* Problem to work on
Extract, from the listing that follows, each line containing the word "this".
## BEGIN
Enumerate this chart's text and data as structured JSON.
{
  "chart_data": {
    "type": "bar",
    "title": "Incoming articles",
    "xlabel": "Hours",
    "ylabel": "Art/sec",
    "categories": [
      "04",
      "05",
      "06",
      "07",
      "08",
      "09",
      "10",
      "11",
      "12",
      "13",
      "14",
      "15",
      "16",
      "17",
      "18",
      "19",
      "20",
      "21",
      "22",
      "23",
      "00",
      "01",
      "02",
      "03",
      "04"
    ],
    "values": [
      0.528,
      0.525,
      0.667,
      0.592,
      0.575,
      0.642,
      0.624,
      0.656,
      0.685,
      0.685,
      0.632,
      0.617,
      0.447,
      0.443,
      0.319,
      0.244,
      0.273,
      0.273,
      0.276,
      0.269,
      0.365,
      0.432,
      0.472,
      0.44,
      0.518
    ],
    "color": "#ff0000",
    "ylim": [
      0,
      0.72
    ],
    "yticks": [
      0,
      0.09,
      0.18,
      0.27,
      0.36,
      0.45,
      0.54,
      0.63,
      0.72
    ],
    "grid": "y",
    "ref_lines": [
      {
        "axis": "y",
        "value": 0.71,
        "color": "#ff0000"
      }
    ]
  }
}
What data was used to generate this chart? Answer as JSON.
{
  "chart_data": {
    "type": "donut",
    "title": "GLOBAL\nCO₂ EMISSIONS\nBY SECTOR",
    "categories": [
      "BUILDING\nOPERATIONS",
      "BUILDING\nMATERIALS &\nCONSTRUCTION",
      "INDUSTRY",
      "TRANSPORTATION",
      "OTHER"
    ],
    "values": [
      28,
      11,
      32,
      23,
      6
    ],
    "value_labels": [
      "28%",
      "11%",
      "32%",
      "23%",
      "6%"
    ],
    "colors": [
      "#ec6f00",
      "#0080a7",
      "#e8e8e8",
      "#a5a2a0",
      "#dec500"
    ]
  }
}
## END
* Exercise response
Enumerate this chart's text and data as structured JSON.
What data was used to generate this chart? Answer as JSON.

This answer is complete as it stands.